=== Records supplied ===

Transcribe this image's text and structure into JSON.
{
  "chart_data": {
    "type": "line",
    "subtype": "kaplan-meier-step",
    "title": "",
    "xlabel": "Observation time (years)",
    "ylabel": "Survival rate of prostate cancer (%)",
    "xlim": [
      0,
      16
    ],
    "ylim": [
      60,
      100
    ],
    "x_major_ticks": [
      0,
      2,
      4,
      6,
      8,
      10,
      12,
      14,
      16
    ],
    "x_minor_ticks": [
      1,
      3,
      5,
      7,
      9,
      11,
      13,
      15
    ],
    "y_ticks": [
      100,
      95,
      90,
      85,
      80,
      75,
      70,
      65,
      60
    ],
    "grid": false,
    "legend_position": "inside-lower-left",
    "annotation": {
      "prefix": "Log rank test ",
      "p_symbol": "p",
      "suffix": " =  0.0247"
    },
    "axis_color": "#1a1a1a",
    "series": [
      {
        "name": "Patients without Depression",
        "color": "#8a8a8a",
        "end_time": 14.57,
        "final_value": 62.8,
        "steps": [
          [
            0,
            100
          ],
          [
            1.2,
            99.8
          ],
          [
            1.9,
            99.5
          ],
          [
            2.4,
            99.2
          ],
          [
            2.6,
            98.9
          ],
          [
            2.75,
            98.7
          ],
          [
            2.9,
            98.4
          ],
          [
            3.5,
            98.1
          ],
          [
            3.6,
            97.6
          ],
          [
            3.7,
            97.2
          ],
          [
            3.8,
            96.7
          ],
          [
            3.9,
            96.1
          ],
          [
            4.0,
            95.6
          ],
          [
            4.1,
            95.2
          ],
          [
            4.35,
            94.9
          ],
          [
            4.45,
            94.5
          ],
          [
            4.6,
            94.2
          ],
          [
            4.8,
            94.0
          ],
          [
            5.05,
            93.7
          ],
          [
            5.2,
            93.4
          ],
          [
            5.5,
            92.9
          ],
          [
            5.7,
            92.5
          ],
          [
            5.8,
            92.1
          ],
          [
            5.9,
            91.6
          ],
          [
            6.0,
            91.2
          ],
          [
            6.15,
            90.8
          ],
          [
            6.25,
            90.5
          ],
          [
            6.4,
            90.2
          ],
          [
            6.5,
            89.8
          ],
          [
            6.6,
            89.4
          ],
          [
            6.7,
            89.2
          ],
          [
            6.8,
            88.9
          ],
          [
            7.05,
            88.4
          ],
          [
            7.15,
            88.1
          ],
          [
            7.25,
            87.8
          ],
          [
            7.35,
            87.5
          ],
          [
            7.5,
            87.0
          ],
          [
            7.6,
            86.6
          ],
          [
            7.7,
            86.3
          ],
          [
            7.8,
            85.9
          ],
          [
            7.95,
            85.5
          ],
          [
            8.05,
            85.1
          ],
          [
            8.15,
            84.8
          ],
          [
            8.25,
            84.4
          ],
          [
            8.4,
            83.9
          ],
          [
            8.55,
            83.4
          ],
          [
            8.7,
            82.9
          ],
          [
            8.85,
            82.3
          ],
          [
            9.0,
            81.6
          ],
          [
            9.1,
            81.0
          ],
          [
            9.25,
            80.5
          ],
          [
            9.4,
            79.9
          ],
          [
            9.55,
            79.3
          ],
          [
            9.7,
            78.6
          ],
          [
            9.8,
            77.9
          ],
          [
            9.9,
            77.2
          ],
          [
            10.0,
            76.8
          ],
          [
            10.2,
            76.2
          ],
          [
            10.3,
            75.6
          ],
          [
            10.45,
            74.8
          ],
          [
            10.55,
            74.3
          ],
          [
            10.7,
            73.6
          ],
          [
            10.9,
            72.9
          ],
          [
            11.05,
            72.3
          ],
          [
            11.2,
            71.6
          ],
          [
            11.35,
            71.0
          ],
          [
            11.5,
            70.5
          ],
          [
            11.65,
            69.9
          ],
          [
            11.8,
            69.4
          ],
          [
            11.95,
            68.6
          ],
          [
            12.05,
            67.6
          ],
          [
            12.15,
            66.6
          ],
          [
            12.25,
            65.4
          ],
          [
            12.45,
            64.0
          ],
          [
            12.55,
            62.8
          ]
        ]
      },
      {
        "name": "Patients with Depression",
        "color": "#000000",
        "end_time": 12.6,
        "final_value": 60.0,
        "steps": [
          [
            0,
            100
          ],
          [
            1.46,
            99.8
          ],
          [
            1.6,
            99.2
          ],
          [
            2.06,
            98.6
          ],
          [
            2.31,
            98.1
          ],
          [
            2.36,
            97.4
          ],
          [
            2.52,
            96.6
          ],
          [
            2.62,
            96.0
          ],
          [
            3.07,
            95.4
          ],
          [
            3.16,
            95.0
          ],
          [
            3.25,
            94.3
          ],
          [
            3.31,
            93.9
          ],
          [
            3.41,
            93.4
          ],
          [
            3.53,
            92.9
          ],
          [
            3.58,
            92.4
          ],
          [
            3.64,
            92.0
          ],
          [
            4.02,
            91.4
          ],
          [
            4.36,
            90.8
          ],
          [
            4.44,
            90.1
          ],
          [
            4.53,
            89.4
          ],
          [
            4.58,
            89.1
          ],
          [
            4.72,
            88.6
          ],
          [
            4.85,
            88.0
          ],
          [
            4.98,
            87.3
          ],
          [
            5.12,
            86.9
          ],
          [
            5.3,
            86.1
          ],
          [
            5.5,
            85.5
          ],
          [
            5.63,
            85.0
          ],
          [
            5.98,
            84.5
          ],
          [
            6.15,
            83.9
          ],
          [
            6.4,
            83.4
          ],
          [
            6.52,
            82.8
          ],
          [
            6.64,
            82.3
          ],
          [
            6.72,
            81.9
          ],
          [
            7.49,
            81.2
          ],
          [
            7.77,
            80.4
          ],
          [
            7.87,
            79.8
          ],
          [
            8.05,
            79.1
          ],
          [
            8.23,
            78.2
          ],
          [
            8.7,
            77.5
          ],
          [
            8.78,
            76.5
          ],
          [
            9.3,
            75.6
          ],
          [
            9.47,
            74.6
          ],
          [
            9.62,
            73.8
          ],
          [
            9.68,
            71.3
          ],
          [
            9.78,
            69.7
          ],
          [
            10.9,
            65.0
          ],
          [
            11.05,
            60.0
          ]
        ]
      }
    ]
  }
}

===

Work required:
Transcribe all of the material exactly. Omit nothing.

Answer section:
Transcribe this image's text and structure into JSON.
{
  "chart_data": {
    "type": "line",
    "subtype": "kaplan-meier-step",
    "title": "",
    "xlabel": "Observation time (years)",
    "ylabel": "Survival rate of prostate cancer (%)",
    "xlim": [
      0,
      16
    ],
    "ylim": [
      60,
      100
    ],
    "x_major_ticks": [
      0,
      2,
      4,
      6,
      8,
      10,
      12,
      14,
      16
    ],
    "x_minor_ticks": [
      1,
      3,
      5,
      7,
      9,
      11,
      13,
      15
    ],
    "y_ticks": [
      100,
      95,
      90,
      85,
      80,
      75,
      70,
      65,
      60
    ],
    "grid": false,
    "legend_position": "inside-lower-left",
    "annotation": {
      "prefix": "Log rank test ",
      "p_symbol": "p",
      "suffix": " =  0.0247"
    },
    "axis_color": "#1a1a1a",
    "series": [
      {
        "name": "Patients without Depression",
        "color": "#8a8a8a",
        "end_time": 14.57,
        "final_value": 62.8,
        "steps": [
          [
            0,
            100
          ],
          [
            1.2,
            99.8
          ],
          [
            1.9,
            99.5
          ],
          [
            2.4,
            99.2
          ],
          [
            2.6,
            98.9
          ],
          [
            2.75,
            98.7
          ],
          [
            2.9,
            98.4
          ],
          [
            3.5,
            98.1
          ],
          [
            3.6,
            97.6
          ],
          [
            3.7,
            97.2
          ],
          [
            3.8,
            96.7
          ],
          [
            3.9,
            96.1
          ],
          [
            4.0,
            95.6
          ],
          [
            4.1,
            95.2
          ],
          [
            4.35,
            94.9
          ],
          [
            4.45,
            94.5
          ],
          [
            4.6,
            94.2
          ],
          [
            4.8,
            94.0
          ],
          [
            5.05,
            93.7
          ],
          [
            5.2,
            93.4
          ],
          [
            5.5,
            92.9
          ],
          [
            5.7,
            92.5
          ],
          [
            5.8,
            92.1
          ],
          [
            5.9,
            91.6
          ],
          [
            6.0,
            91.2
          ],
          [
            6.15,
            90.8
          ],
          [
            6.25,
            90.5
          ],
          [
            6.4,
            90.2
          ],
          [
            6.5,
            89.8
          ],
          [
            6.6,
            89.4
          ],
          [
            6.7,
            89.2
          ],
          [
            6.8,
            88.9
          ],
          [
            7.05,
            88.4
          ],
          [
            7.15,
            88.1
          ],
          [
            7.25,
            87.8
          ],
          [
            7.35,
            87.5
          ],
          [
            7.5,
            87.0
          ],
          [
            7.6,
            86.6
          ],
          [
            7.7,
            86.3
          ],
          [
            7.8,
            85.9
          ],
          [
            7.95,
            85.5
          ],
          [
            8.05,
            85.1
          ],
          [
            8.15,
            84.8
          ],
          [
            8.25,
            84.4
          ],
          [
            8.4,
            83.9
          ],
          [
            8.55,
            83.4
          ],
          [
            8.7,
            82.9
          ],
          [
            8.85,
            82.3
          ],
          [
            9.0,
            81.6
          ],
          [
            9.1,
            81.0
          ],
          [
            9.25,
            80.5
          ],
          [
            9.4,
            79.9
          ],
          [
            9.55,
            79.3
          ],
          [
            9.7,
            78.6
          ],
          [
            9.8,
            77.9
          ],
          [
            9.9,
            77.2
          ],
          [
            10.0,
            76.8
          ],
          [
            10.2,
            76.2
          ],
          [
            10.3,
            75.6
          ],
          [
            10.45,
            74.8
          ],
          [
            10.55,
            74.3
          ],
          [
            10.7,
            73.6
          ],
          [
            10.9,
            72.9
          ],
          [
            11.05,
            72.3
          ],
          [
            11.2,
            71.6
          ],
          [
            11.35,
            71.0
          ],
          [
            11.5,
            70.5
          ],
          [
            11.65,
            69.9
          ],
          [
            11.8,
            69.4
          ],
          [
            11.95,
            68.6
          ],
          [
            12.05,
            67.6
          ],
          [
            12.15,
            66.6
          ],
          [
            12.25,
            65.4
          ],
          [
            12.45,
            64.0
          ],
          [
            12.55,
            62.8
          ]
        ]
      },
      {
        "name": "Patients with Depression",
        "color": "#000000",
        "end_time": 12.6,
        "final_value": 60.0,
        "steps": [
          [
            0,
            100
          ],
          [
            1.46,
            99.8
          ],
          [
            1.6,
            99.2
          ],
          [
            2.06,
            98.6
          ],
          [
            2.31,
            98.1
          ],
          [
            2.36,
            97.4
          ],
          [
            2.52,
            96.6
          ],
          [
            2.62,
            96.0
          ],
          [
            3.07,
            95.4
          ],
          [
            3.16,
            95.0
          ],
          [
            3.25,
            94.3
          ],
          [
            3.31,
            93.9
          ],
          [
            3.41,
            93.4
          ],
          [
            3.53,
            92.9
          ],
          [
            3.58,
            92.4
          ],
          [
            3.64,
            92.0
          ],
          [
            4.02,
            91.4
          ],
          [
            4.36,
            90.8
          ],
          [
            4.44,
            90.1
          ],
          [
            4.53,
            89.4
          ],
          [
            4.58,
            89.1
          ],
          [
            4.72,
            88.6
          ],
          [
            4.85,
            88.0
          ],
          [
            4.98,
            87.3
          ],
          [
            5.12,
            86.9
          ],
          [
            5.3,
            86.1
          ],
          [
            5.5,
            85.5
          ],
          [
            5.63,
            85.0
          ],
          [
            5.98,
            84.5
          ],
          [
            6.15,
            83.9
          ],
          [
            6.4,
            83.4
          ],
          [
            6.52,
            82.8
          ],
          [
            6.64,
            82.3
          ],
          [
            6.72,
            81.9
          ],
          [
            7.49,
            81.2
          ],
          [
            7.77,
            80.4
          ],
          [
            7.87,
            79.8
          ],
          [
            8.05,
            79.1
          ],
          [
            8.23,
            78.2
          ],
          [
            8.7,
            77.5
          ],
          [
            8.78,
            76.5
          ],
          [
            9.3,
            75.6
          ],
          [
            9.47,
            74.6
          ],
          [
            9.62,
            73.8
          ],
          [
            9.68,
            71.3
          ],
          [
            9.78,
            69.7
          ],
          [
            10.9,
            65.0
          ],
          [
            11.05,
            60.0
          ]
        ]
      }
    ]
  }
}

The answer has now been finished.